───── Exercise materials ─────
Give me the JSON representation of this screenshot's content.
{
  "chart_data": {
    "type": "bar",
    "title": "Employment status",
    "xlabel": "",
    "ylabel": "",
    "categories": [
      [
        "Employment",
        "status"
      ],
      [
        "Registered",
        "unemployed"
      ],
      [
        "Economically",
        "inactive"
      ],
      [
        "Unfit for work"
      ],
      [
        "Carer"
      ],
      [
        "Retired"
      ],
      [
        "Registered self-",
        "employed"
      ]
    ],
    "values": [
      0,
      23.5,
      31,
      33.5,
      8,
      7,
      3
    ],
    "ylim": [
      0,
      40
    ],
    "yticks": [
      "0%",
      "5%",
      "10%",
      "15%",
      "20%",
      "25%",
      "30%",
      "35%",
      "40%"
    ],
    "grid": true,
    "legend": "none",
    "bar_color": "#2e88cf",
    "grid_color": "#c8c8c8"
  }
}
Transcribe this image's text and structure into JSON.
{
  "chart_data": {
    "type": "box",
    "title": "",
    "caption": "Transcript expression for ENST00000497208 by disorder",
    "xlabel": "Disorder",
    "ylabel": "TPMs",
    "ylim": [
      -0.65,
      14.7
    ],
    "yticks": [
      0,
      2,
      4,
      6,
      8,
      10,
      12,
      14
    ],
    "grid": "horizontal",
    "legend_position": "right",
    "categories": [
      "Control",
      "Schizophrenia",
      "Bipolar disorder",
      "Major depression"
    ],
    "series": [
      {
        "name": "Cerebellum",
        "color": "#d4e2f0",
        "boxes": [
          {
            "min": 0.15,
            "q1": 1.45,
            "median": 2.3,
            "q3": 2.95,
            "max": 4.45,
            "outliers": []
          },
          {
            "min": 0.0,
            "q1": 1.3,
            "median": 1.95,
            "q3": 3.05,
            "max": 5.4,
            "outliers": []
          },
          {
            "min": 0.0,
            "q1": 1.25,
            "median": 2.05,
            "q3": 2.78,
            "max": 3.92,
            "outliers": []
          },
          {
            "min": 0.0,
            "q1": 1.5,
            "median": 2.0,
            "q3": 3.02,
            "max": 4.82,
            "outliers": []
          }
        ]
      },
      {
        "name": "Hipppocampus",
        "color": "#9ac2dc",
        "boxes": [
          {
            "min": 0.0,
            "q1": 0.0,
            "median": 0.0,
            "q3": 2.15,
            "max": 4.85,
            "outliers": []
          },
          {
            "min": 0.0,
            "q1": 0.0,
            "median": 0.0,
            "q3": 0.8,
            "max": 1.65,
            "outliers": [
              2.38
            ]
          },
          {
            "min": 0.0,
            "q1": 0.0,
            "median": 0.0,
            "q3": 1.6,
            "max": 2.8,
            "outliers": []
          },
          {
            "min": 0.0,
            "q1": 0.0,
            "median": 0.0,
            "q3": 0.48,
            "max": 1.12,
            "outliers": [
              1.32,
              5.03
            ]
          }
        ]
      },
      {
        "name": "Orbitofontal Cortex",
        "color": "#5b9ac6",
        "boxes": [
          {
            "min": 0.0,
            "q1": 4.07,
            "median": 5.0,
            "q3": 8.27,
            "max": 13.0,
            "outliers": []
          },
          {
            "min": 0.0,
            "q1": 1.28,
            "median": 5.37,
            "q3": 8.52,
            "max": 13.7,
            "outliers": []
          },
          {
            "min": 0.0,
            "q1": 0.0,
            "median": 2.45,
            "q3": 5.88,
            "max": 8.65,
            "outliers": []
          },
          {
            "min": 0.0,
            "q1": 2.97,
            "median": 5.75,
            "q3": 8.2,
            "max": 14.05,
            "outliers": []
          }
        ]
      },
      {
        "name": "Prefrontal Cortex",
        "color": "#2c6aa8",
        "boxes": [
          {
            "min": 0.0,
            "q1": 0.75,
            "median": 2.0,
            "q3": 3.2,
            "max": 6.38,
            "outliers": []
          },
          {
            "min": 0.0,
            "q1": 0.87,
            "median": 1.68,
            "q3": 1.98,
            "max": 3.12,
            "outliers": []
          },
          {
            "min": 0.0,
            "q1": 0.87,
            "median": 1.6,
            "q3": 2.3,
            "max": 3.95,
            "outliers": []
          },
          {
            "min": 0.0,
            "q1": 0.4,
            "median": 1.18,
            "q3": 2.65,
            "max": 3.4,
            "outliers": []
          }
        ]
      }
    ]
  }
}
─────
#### The request:
List the lines of the material in which the word "Employment" occurs.

#### Worked answer:
    "title": "Employment status",
        "Employment",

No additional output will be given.